-------- Dataset --------

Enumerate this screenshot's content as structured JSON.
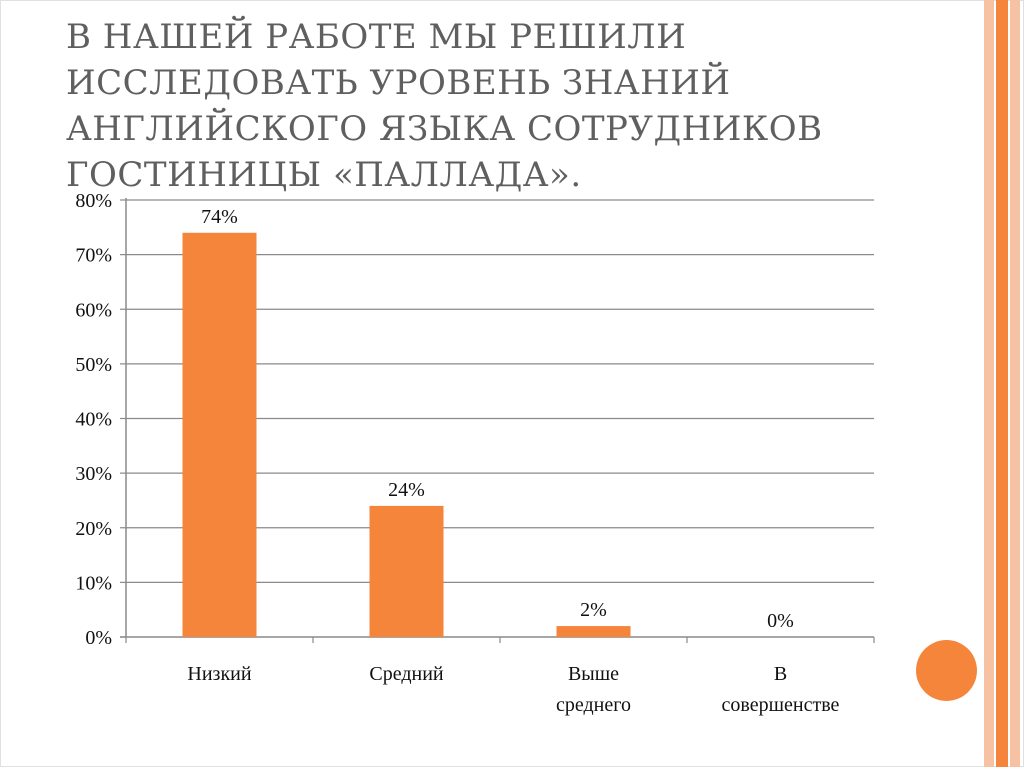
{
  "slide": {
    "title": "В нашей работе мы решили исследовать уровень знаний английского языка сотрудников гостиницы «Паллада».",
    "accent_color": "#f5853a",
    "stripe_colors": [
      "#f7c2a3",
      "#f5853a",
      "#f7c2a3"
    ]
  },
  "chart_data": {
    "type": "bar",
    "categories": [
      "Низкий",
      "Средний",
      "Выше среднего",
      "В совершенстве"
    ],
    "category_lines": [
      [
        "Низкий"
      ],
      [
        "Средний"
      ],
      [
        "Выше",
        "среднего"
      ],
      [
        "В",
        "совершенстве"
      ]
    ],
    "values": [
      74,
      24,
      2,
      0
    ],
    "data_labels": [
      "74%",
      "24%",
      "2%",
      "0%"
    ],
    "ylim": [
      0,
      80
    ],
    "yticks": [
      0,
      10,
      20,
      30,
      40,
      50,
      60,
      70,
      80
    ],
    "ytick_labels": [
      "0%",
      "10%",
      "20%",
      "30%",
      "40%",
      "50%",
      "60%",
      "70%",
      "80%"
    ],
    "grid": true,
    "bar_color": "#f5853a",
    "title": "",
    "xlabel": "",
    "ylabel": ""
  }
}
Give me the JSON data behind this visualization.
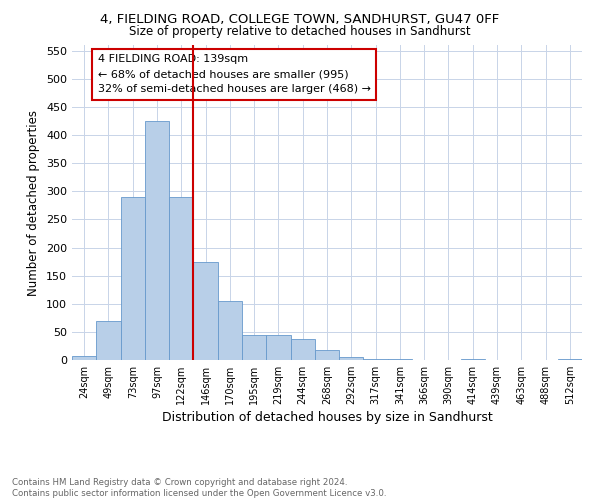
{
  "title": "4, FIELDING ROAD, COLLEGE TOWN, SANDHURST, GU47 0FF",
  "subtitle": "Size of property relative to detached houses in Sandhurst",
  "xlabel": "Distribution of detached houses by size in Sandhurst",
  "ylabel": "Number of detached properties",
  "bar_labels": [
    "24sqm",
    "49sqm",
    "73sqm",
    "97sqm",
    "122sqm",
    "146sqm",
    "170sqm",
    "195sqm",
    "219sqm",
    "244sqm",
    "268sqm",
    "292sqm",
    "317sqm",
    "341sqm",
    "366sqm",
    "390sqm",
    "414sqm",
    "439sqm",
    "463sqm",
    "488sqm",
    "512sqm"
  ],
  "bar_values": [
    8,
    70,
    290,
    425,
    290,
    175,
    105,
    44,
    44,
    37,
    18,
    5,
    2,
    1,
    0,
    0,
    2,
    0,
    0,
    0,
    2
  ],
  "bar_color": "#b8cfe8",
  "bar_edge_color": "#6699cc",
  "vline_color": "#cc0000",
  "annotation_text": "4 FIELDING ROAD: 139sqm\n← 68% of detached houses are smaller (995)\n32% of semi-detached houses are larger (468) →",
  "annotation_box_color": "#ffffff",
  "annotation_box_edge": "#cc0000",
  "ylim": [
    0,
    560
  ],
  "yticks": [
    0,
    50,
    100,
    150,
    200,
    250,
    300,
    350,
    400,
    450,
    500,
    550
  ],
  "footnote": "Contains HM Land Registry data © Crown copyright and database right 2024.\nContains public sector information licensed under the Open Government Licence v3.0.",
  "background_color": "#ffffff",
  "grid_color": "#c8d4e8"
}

--------

Task requirements> Write out the listing word for word, omitting the pictures it holds.

Answer for the task>
Enumerate this screenshot's content as structured JSON.
{
  "slide": {
    "title": "В нашей работе мы решили исследовать уровень знаний английского языка сотрудников гостиницы «Паллада».",
    "accent_color": "#f5853a",
    "stripe_colors": [
      "#f7c2a3",
      "#f5853a",
      "#f7c2a3"
    ]
  },
  "chart_data": {
    "type": "bar",
    "categories": [
      "Низкий",
      "Средний",
      "Выше среднего",
      "В совершенстве"
    ],
    "category_lines": [
      [
        "Низкий"
      ],
      [
        "Средний"
      ],
      [
        "Выше",
        "среднего"
      ],
      [
        "В",
        "совершенстве"
      ]
    ],
    "values": [
      74,
      24,
      2,
      0
    ],
    "data_labels": [
      "74%",
      "24%",
      "2%",
      "0%"
    ],
    "ylim": [
      0,
      80
    ],
    "yticks": [
      0,
      10,
      20,
      30,
      40,
      50,
      60,
      70,
      80
    ],
    "ytick_labels": [
      "0%",
      "10%",
      "20%",
      "30%",
      "40%",
      "50%",
      "60%",
      "70%",
      "80%"
    ],
    "grid": true,
    "bar_color": "#f5853a",
    "title": "",
    "xlabel": "",
    "ylabel": ""
  }
}
Give me the JSON data behind this visualization.
{
  "title": "4, FIELDING ROAD, COLLEGE TOWN, SANDHURST, GU47 0FF",
  "subtitle": "Size of property relative to detached houses in Sandhurst",
  "xlabel": "Distribution of detached houses by size in Sandhurst",
  "ylabel": "Number of detached properties",
  "bar_labels": [
    "24sqm",
    "49sqm",
    "73sqm",
    "97sqm",
    "122sqm",
    "146sqm",
    "170sqm",
    "195sqm",
    "219sqm",
    "244sqm",
    "268sqm",
    "292sqm",
    "317sqm",
    "341sqm",
    "366sqm",
    "390sqm",
    "414sqm",
    "439sqm",
    "463sqm",
    "488sqm",
    "512sqm"
  ],
  "bar_values": [
    8,
    70,
    290,
    425,
    290,
    175,
    105,
    44,
    44,
    37,
    18,
    5,
    2,
    1,
    0,
    0,
    2,
    0,
    0,
    0,
    2
  ],
  "bar_color": "#b8cfe8",
  "bar_edge_color": "#6699cc",
  "vline_color": "#cc0000",
  "annotation_text": "4 FIELDING ROAD: 139sqm\n← 68% of detached houses are smaller (995)\n32% of semi-detached houses are larger (468) →",
  "annotation_box_color": "#ffffff",
  "annotation_box_edge": "#cc0000",
  "ylim": [
    0,
    560
  ],
  "yticks": [
    0,
    50,
    100,
    150,
    200,
    250,
    300,
    350,
    400,
    450,
    500,
    550
  ],
  "footnote": "Contains HM Land Registry data © Crown copyright and database right 2024.\nContains public sector information licensed under the Open Government Licence v3.0.",
  "background_color": "#ffffff",
  "grid_color": "#c8d4e8"
}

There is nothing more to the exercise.